● Data in this exercise

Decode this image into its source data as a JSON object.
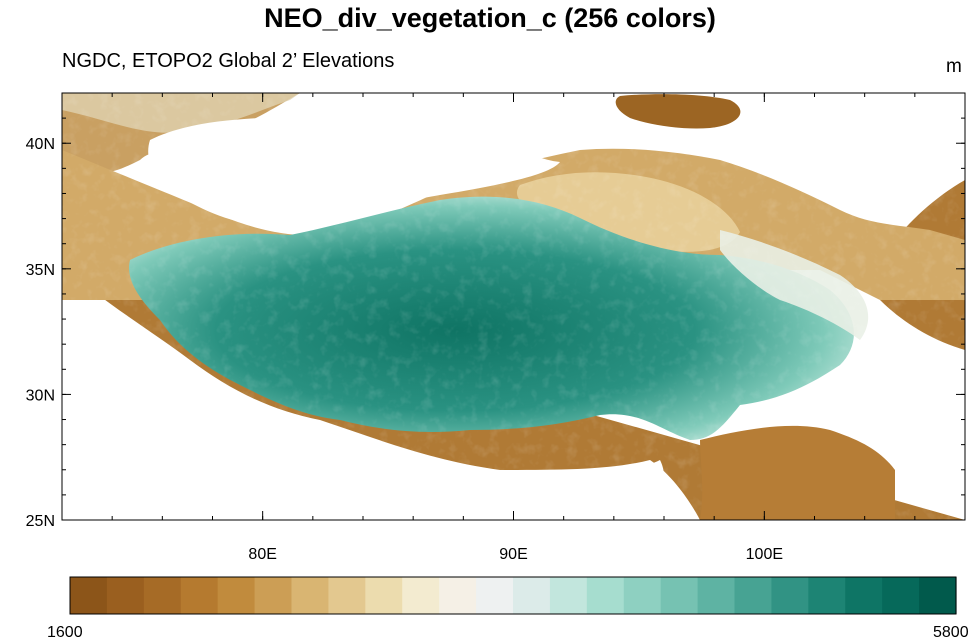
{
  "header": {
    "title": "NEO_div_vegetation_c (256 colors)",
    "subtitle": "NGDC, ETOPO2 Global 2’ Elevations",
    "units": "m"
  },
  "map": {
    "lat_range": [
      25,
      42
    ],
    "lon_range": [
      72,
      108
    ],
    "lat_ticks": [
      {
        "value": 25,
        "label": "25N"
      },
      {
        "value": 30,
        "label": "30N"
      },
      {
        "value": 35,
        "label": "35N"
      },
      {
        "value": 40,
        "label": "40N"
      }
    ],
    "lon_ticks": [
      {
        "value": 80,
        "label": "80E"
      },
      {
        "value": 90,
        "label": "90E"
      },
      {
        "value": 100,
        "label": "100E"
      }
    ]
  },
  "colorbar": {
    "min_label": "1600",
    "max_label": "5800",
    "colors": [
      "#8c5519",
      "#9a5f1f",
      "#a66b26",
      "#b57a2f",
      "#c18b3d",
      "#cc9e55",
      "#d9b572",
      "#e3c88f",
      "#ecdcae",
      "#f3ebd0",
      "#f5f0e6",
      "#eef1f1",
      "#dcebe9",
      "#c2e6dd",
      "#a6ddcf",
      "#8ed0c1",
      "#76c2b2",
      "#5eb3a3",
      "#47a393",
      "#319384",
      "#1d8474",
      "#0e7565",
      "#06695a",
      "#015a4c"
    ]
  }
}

● Objective
With the pictures left out, transcribe the material exactly.

● Reply
Decode this image into its source data as a JSON object.
{
  "header": {
    "title": "NEO_div_vegetation_c (256 colors)",
    "subtitle": "NGDC, ETOPO2 Global 2’ Elevations",
    "units": "m"
  },
  "map": {
    "lat_range": [
      25,
      42
    ],
    "lon_range": [
      72,
      108
    ],
    "lat_ticks": [
      {
        "value": 25,
        "label": "25N"
      },
      {
        "value": 30,
        "label": "30N"
      },
      {
        "value": 35,
        "label": "35N"
      },
      {
        "value": 40,
        "label": "40N"
      }
    ],
    "lon_ticks": [
      {
        "value": 80,
        "label": "80E"
      },
      {
        "value": 90,
        "label": "90E"
      },
      {
        "value": 100,
        "label": "100E"
      }
    ]
  },
  "colorbar": {
    "min_label": "1600",
    "max_label": "5800",
    "colors": [
      "#8c5519",
      "#9a5f1f",
      "#a66b26",
      "#b57a2f",
      "#c18b3d",
      "#cc9e55",
      "#d9b572",
      "#e3c88f",
      "#ecdcae",
      "#f3ebd0",
      "#f5f0e6",
      "#eef1f1",
      "#dcebe9",
      "#c2e6dd",
      "#a6ddcf",
      "#8ed0c1",
      "#76c2b2",
      "#5eb3a3",
      "#47a393",
      "#319384",
      "#1d8474",
      "#0e7565",
      "#06695a",
      "#015a4c"
    ]
  }
}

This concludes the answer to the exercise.